▸ Bagian Teks:
# # # #
Prioritas Kesejahteraan Guru

karikatur guru (1)Tiada murid bodoh di tangan guru ber-dedikasi. Sebaliknya, tiada kecerdasan yang bisa digali oleh guru yang “biasa-biasa saja.” Bahkan konon, guru sejati menempatkan kepentingan murid diatas kepentingan (kesejahteraan) dirinya. Itulah sebabnya profesi guru dianggap paling mulia, melebihi tentara dan dokter. Tetapi kesejahteraannya masih sering ter-abaikan.
Lebih ter-abaikan manakala pemerintah daerah (Dinas Pendidikan) terbelit ego-sektoral dan ego-teritorial. Hal itu tercermenin pada alih tanggungjawab pendidikan tingkat SMTA (Sekolah Menengah Tingkat Atas). Kini, berdasar UU Nomor 23 tahun 2014 tentang Pemerintahan Daerah, pengelolaan SLTA berada pada pemerintah propinsi. Sebelumnya, SMTA (SMU, MA, dan SMK), diurus oleh pemerintah kabupatan (Pemkab) atau Pemkot.
Selama enam tahun terakhir, Pemkab dan Pemkot juga memberikan tunjangan profesi pendidik (TPP) sesuai sertifikasi. Seluruh guru, pendidik pada SD, SLTP dan SLTA memperoleh TPP yang bersumber dari APBD Kabupaten dan Kota. Seiring alih kelola SMTA, beberapa Pemkab dan Pemkot, ragu-ragu menunaikan TPP.  Keraguan yang wajar, karena SMTA telah menjadi kewenangan pemerintah propinsi. Boleh jadi, keraguan berhubungan dengan nomenklatur dalam APBD.
# # # #
▸ Data Tersedia:
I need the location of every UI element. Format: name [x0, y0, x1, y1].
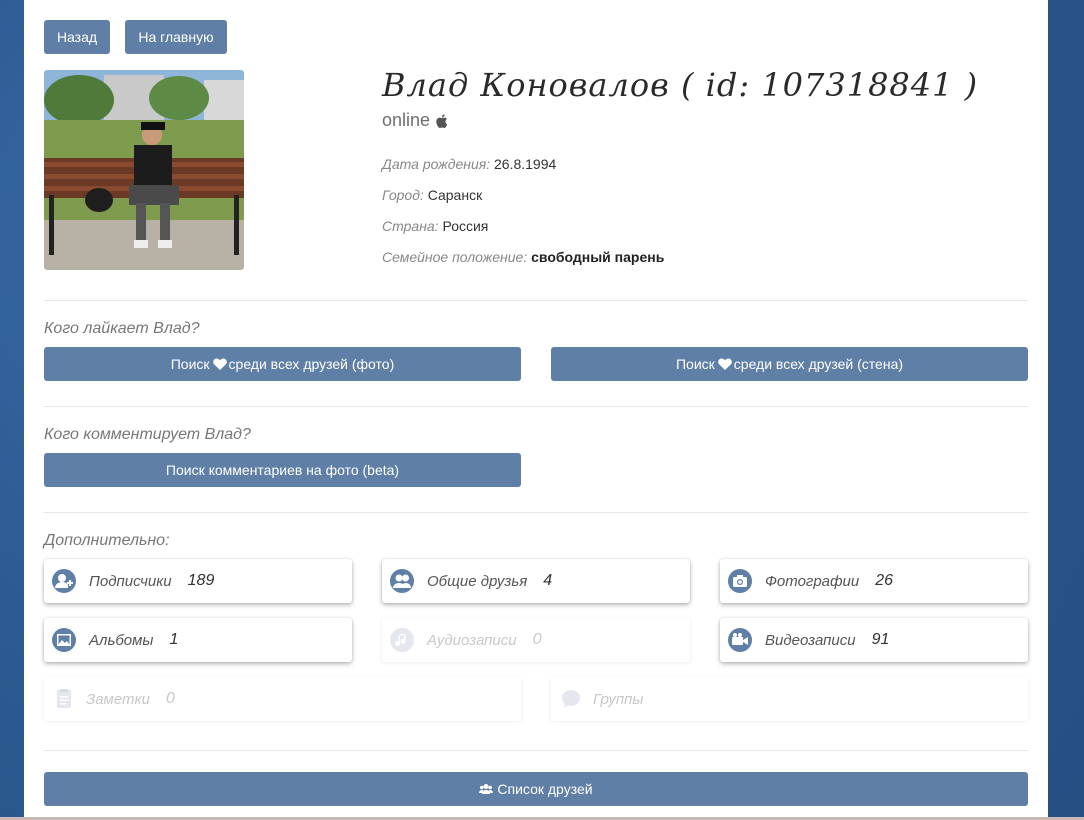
album-icon [52, 628, 76, 652]
back-button[interactable]: Назад [44, 20, 110, 54]
comments-search-button[interactable]: Поиск комментариев на фото (beta) [44, 453, 521, 487]
online-status: online [382, 110, 449, 131]
music-icon [390, 628, 414, 652]
mutual-friends-count: 4 [543, 572, 553, 589]
likes-photo-button-prefix: Поиск [170, 356, 210, 372]
groups-card[interactable]: Группы [551, 677, 1028, 721]
country-label: Страна: [382, 218, 439, 234]
photos-label: Фотографии [765, 572, 860, 590]
divider [44, 750, 1028, 751]
city-value: Саранск [427, 187, 483, 203]
city-label: Город: [382, 187, 424, 203]
relationship-value: свободный парень [531, 249, 665, 265]
city-row: Город: Саранск [382, 187, 482, 203]
users-icon [479, 784, 494, 794]
followers-label: Подписчики [89, 572, 172, 590]
home-button[interactable]: На главную [125, 20, 227, 54]
groups-label: Группы [593, 690, 644, 708]
likes-photo-button-suffix: среди всех друзей (фото) [228, 356, 395, 372]
followers-count: 189 [187, 572, 215, 589]
videos-label: Видеозаписи [765, 631, 856, 649]
videos-card[interactable]: Видеозаписи 91 [720, 618, 1028, 662]
audio-card[interactable]: Аудиозаписи 0 [382, 618, 690, 662]
albums-card[interactable]: Альбомы 1 [44, 618, 352, 662]
followers-card[interactable]: Подписчики 189 [44, 559, 352, 603]
avatar-photo [44, 70, 244, 270]
video-icon [728, 628, 752, 652]
audio-count: 0 [532, 631, 542, 648]
divider [44, 300, 1028, 301]
mutual-friends-card[interactable]: Общие друзья 4 [382, 559, 690, 603]
relationship-row: Семейное положение: свободный парень [382, 249, 664, 265]
friends-list-label: Список друзей [497, 781, 593, 797]
camera-icon [728, 569, 752, 593]
comments-section-title: Кого комментирует Влад? [44, 426, 251, 443]
avatar[interactable] [44, 70, 244, 270]
notes-card[interactable]: Заметки 0 [44, 677, 521, 721]
likes-section-title: Кого лайкает Влад? [44, 320, 200, 337]
online-status-text: online [382, 110, 431, 130]
likes-wall-button-prefix: Поиск [675, 356, 715, 372]
likes-wall-button-suffix: среди всех друзей (стена) [733, 356, 904, 372]
notes-count: 0 [165, 690, 175, 707]
photos-card[interactable]: Фотографии 26 [720, 559, 1028, 603]
friends-list-button[interactable]: Список друзей [44, 772, 1028, 806]
add-user-icon [52, 569, 76, 593]
audio-label: Аудиозаписи [427, 631, 517, 649]
notes-icon [57, 689, 71, 708]
main-panel: Назад На главную Влад Коновалов (id: 10… [24, 0, 1048, 818]
birthdate-row: Дата рождения: 26.8.1994 [382, 156, 556, 172]
birthdate-value: 26.8.1994 [494, 156, 557, 172]
mutual-friends-icon [390, 569, 414, 593]
groups-icon [562, 690, 580, 708]
relationship-label: Семейное положение: [382, 249, 528, 265]
divider [44, 512, 1028, 513]
country-row: Страна: Россия [382, 218, 488, 234]
birthdate-label: Дата рождения: [382, 156, 491, 172]
videos-count: 91 [871, 631, 890, 648]
divider [44, 406, 1028, 407]
mutual-friends-label: Общие друзья [427, 572, 528, 590]
photos-count: 26 [875, 572, 894, 589]
profile-name: Влад Коновалов ( id: 107318841 ) [382, 66, 979, 104]
apple-icon [436, 113, 448, 128]
country-value: Россия [442, 218, 489, 234]
likes-photo-button[interactable]: Поиск среди всех друзей (фото) [44, 347, 521, 381]
extra-section-title: Дополнительно: [44, 532, 170, 549]
albums-count: 1 [169, 631, 179, 648]
notes-label: Заметки [86, 690, 150, 708]
heart-icon [717, 358, 732, 370]
likes-wall-button[interactable]: Поиск среди всех друзей (стена) [551, 347, 1028, 381]
albums-label: Альбомы [89, 631, 154, 649]
heart-icon [212, 358, 227, 370]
# # # #
▸ Uraian Tugas: Cetak ulang seluruh teks tentang kesejahteraan guru, sama persis kata demi kata.

▸ Jawabannya Berikut:
Prioritas Kesejahteraan Guru

karikatur guru (1)Tiada murid bodoh di tangan guru ber-dedikasi. Sebaliknya, tiada kecerdasan yang bisa digali oleh guru yang “biasa-biasa saja.” Bahkan konon, guru sejati menempatkan kepentingan murid diatas kepentingan (kesejahteraan) dirinya. Itulah sebabnya profesi guru dianggap paling mulia, melebihi tentara dan dokter. Tetapi kesejahteraannya masih sering ter-abaikan.
Lebih ter-abaikan manakala pemerintah daerah (Dinas Pendidikan) terbelit ego-sektoral dan ego-teritorial. Hal itu tercermenin pada alih tanggungjawab pendidikan tingkat SMTA (Sekolah Menengah Tingkat Atas). Kini, berdasar UU Nomor 23 tahun 2014 tentang Pemerintahan Daerah, pengelolaan SLTA berada pada pemerintah propinsi. Sebelumnya, SMTA (SMU, MA, dan SMK), diurus oleh pemerintah kabupatan (Pemkab) atau Pemkot.
Selama enam tahun terakhir, Pemkab dan Pemkot juga memberikan tunjangan profesi pendidik (TPP) sesuai sertifikasi. Seluruh guru, pendidik pada SD, SLTP dan SLTA memperoleh TPP yang bersumber dari APBD Kabupaten dan Kota. Seiring alih kelola SMTA, beberapa Pemkab dan Pemkot, ragu-ragu menunaikan TPP.  Keraguan yang wajar, karena SMTA telah menjadi kewenangan pemerintah propinsi. Boleh jadi, keraguan berhubungan dengan nomenklatur dalam APBD.